Turn the lines from the beginning of the items through the line containing "In FIG. 10, the retention" into a numbered list, leaving out blank lines.

— begin EXERCISE MATERIALS —

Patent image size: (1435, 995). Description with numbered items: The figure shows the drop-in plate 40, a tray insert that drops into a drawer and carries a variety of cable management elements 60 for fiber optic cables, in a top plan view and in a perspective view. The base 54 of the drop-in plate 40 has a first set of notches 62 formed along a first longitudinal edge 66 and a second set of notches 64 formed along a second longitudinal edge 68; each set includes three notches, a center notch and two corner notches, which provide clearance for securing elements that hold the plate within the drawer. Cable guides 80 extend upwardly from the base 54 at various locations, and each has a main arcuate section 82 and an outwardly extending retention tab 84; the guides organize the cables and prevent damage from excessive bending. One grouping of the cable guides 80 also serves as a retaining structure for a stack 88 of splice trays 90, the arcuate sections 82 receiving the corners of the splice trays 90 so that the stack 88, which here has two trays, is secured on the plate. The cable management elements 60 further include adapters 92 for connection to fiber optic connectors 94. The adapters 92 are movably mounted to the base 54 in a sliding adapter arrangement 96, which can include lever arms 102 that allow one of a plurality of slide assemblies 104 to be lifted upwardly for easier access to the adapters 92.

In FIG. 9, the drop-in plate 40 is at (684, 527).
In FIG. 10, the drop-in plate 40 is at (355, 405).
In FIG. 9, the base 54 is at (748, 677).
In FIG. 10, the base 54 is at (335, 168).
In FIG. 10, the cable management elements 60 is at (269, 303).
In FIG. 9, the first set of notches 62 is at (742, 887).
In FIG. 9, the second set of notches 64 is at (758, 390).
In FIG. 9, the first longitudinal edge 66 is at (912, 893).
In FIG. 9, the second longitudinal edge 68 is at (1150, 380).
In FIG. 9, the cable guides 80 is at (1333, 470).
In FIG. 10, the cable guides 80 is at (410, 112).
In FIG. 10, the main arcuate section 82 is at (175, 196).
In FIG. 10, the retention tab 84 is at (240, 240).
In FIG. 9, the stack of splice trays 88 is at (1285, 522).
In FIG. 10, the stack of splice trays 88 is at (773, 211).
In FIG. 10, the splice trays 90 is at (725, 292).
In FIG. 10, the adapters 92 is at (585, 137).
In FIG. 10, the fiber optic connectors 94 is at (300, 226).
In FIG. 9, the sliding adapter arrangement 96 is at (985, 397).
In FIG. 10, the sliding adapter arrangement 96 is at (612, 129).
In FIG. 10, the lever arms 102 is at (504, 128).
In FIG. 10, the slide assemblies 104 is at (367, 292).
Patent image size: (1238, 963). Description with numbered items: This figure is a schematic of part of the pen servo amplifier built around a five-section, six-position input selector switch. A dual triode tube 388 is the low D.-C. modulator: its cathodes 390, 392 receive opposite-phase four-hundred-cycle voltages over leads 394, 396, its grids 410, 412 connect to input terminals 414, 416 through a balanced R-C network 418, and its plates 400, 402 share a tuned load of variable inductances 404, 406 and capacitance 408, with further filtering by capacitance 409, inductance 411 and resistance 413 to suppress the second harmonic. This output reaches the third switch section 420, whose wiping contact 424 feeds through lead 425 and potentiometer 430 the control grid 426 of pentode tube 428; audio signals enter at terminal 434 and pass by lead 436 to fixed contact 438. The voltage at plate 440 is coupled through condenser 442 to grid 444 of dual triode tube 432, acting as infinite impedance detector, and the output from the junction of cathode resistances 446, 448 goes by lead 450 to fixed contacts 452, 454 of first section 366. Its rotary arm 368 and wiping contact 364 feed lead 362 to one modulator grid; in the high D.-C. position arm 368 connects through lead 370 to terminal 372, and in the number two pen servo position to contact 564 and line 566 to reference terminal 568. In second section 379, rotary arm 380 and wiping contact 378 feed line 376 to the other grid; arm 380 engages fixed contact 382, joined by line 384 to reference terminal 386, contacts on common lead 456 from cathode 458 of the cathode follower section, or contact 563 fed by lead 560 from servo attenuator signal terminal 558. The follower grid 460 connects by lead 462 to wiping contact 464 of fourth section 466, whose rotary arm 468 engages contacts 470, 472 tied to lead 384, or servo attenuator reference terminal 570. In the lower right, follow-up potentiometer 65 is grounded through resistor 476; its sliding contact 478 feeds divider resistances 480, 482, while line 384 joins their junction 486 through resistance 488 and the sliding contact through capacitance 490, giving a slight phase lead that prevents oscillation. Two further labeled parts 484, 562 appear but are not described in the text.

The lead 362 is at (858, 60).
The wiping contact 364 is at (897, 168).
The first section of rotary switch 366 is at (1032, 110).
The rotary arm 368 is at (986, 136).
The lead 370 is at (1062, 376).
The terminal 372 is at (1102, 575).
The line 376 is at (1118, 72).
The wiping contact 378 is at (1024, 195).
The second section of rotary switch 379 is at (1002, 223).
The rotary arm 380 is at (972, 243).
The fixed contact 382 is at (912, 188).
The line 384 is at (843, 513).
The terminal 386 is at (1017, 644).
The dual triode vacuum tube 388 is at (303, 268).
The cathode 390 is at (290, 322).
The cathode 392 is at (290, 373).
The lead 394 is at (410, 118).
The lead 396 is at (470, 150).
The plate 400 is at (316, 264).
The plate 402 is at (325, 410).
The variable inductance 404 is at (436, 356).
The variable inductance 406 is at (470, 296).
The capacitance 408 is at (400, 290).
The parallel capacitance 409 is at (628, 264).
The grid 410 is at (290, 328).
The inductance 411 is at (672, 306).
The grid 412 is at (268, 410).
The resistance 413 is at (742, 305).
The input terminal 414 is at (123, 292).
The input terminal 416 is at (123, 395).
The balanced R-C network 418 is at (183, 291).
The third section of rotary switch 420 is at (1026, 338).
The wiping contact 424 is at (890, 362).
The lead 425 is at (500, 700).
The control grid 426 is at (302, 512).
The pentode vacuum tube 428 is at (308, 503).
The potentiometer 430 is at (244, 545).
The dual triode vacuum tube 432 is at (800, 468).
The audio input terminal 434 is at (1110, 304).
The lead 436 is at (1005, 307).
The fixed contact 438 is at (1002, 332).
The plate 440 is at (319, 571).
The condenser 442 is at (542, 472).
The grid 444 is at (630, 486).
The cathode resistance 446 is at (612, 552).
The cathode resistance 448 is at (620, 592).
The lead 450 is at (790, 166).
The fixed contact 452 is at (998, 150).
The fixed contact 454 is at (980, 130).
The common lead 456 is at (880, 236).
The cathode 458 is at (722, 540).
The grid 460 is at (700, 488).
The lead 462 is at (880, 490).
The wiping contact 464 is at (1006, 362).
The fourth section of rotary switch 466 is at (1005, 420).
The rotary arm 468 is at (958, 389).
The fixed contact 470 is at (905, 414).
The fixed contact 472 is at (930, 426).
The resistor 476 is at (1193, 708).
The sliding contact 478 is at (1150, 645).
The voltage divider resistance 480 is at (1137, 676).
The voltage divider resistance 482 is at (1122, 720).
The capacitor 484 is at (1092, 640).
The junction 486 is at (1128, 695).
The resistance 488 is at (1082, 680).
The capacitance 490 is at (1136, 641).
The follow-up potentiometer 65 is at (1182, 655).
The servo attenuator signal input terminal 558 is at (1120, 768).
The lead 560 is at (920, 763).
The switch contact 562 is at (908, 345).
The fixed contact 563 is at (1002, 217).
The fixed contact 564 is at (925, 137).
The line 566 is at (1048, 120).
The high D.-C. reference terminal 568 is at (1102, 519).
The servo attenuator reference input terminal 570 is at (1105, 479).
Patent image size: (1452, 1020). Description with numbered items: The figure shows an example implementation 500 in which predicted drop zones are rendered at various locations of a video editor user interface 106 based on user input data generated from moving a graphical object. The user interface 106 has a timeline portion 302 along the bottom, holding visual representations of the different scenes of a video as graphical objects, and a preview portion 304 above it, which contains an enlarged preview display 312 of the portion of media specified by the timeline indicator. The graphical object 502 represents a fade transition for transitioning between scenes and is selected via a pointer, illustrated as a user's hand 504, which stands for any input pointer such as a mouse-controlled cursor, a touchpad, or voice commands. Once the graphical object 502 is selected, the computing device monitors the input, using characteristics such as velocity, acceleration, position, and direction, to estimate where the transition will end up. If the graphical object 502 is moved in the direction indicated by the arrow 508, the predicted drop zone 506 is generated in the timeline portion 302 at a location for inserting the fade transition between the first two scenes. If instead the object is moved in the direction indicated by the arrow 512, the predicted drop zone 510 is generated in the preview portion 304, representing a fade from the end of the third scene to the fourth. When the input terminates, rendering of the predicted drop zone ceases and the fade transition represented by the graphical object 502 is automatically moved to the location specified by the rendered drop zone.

— end EXERCISE MATERIALS —

▶ [FINAL ANSWER]
1. Patent image size: (1435, 995). Description with numbered items: The figure shows the drop-in plate 40, a tray insert that drops into a drawer and carries a variety of cable management elements 60 for fiber optic cables, in a top plan view and in a perspective view. The base 54 of the drop-in plate 40 has a first set of notches 62 formed along a first longitudinal edge 66 and a second set of notches 64 formed along a second longitudinal edge 68; each set includes three notches, a center notch and two corner notches, which provide clearance for securing elements that hold the plate within the drawer. Cable guides 80 extend upwardly from the base 54 at various locations, and each has a main arcuate section 82 and an outwardly extending retention tab 84; the guides organize the cables and prevent damage from excessive bending. One grouping of the cable guides 80 also serves as a retaining structure for a stack 88 of splice trays 90, the arcuate sections 82 receiving the corners of the splice trays 90 so that the stack 88, which here has two trays, is secured on the plate. The cable management elements 60 further include adapters 92 for connection to fiber optic connectors 94. The adapters 92 are movably mounted to the base 54 in a sliding adapter arrangement 96, which can include lever arms 102 that allow one of a plurality of slide assemblies 104 to be lifted upwardly for easier access to the adapters 92.
2. In FIG. 9, the drop-in plate 40 is at (684, 527).
3. In FIG. 10, the drop-in plate 40 is at (355, 405).
4. In FIG. 9, the base 54 is at (748, 677).
5. In FIG. 10, the base 54 is at (335, 168).
6. In FIG. 10, the cable management elements 60 is at (269, 303).
7. In FIG. 9, the first set of notches 62 is at (742, 887).
8. In FIG. 9, the second set of notches 64 is at (758, 390).
9. In FIG. 9, the first longitudinal edge 66 is at (912, 893).
10. In FIG. 9, the second longitudinal edge 68 is at (1150, 380).
11. In FIG. 9, the cable guides 80 is at (1333, 470).
12. In FIG. 10, the cable guides 80 is at (410, 112).
13. In FIG. 10, the main arcuate section 82 is at (175, 196).
14. In FIG. 10, the retention tab 84 is at (240, 240).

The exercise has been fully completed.